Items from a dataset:
━━━
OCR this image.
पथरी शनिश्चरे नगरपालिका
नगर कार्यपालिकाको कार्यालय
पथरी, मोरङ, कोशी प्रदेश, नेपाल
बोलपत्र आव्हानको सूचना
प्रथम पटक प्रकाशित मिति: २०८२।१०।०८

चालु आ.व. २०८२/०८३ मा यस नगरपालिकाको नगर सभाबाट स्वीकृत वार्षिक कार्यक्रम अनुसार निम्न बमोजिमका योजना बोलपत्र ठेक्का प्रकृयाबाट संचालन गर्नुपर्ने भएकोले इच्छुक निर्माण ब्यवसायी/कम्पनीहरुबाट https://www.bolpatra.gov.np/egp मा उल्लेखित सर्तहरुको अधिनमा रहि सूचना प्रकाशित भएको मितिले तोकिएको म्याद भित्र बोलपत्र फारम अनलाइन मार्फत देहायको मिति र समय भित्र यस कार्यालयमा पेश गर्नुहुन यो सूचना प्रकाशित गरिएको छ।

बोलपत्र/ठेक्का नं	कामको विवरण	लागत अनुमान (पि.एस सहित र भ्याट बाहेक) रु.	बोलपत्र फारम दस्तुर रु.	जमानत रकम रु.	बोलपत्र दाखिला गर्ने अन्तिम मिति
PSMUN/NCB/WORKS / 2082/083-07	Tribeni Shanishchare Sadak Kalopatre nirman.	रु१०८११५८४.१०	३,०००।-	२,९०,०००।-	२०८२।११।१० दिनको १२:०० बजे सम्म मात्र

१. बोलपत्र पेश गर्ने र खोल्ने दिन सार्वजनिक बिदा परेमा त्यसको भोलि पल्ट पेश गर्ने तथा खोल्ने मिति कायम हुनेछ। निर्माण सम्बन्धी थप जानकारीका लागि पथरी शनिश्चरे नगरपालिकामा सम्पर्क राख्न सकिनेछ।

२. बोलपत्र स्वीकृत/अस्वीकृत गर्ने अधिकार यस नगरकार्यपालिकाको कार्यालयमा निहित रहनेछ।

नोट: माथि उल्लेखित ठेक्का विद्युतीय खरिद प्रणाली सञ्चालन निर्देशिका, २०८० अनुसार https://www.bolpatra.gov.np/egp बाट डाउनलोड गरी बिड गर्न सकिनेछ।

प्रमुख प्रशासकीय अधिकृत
━━━
# [WHAT IS NEEDED]
Above are some records; repeat all of them exactly.

# [TASK SOLUTION]
OCR this image.
पथरी शनिश्चरे नगरपालिका
नगर कार्यपालिकाको कार्यालय
पथरी, मोरङ, कोशी प्रदेश, नेपाल
बोलपत्र आव्हानको सूचना
प्रथम पटक प्रकाशित मिति: २०८२।१०।०८

चालु आ.व. २०८२/०८३ मा यस नगरपालिकाको नगर सभाबाट स्वीकृत वार्षिक कार्यक्रम अनुसार निम्न बमोजिमका योजना बोलपत्र ठेक्का प्रकृयाबाट संचालन गर्नुपर्ने भएकोले इच्छुक निर्माण ब्यवसायी/कम्पनीहरुबाट https://www.bolpatra.gov.np/egp मा उल्लेखित सर्तहरुको अधिनमा रहि सूचना प्रकाशित भएको मितिले तोकिएको म्याद भित्र बोलपत्र फारम अनलाइन मार्फत देहायको मिति र समय भित्र यस कार्यालयमा पेश गर्नुहुन यो सूचना प्रकाशित गरिएको छ।

बोलपत्र/ठेक्का नं	कामको विवरण	लागत अनुमान (पि.एस सहित र भ्याट बाहेक) रु.	बोलपत्र फारम दस्तुर रु.	जमानत रकम रु.	बोलपत्र दाखिला गर्ने अन्तिम मिति
PSMUN/NCB/WORKS / 2082/083-07	Tribeni Shanishchare Sadak Kalopatre nirman.	रु१०८११५८४.१०	३,०००।-	२,९०,०००।-	२०८२।११।१० दिनको १२:०० बजे सम्म मात्र

१. बोलपत्र पेश गर्ने र खोल्ने दिन सार्वजनिक बिदा परेमा त्यसको भोलि पल्ट पेश गर्ने तथा खोल्ने मिति कायम हुनेछ। निर्माण सम्बन्धी थप जानकारीका लागि पथरी शनिश्चरे नगरपालिकामा सम्पर्क राख्न सकिनेछ।

२. बोलपत्र स्वीकृत/अस्वीकृत गर्ने अधिकार यस नगरकार्यपालिकाको कार्यालयमा निहित रहनेछ।

नोट: माथि उल्लेखित ठेक्का विद्युतीय खरिद प्रणाली सञ्चालन निर्देशिका, २०८० अनुसार https://www.bolpatra.gov.np/egp बाट डाउनलोड गरी बिड गर्न सकिनेछ।

प्रमुख प्रशासकीय अधिकृत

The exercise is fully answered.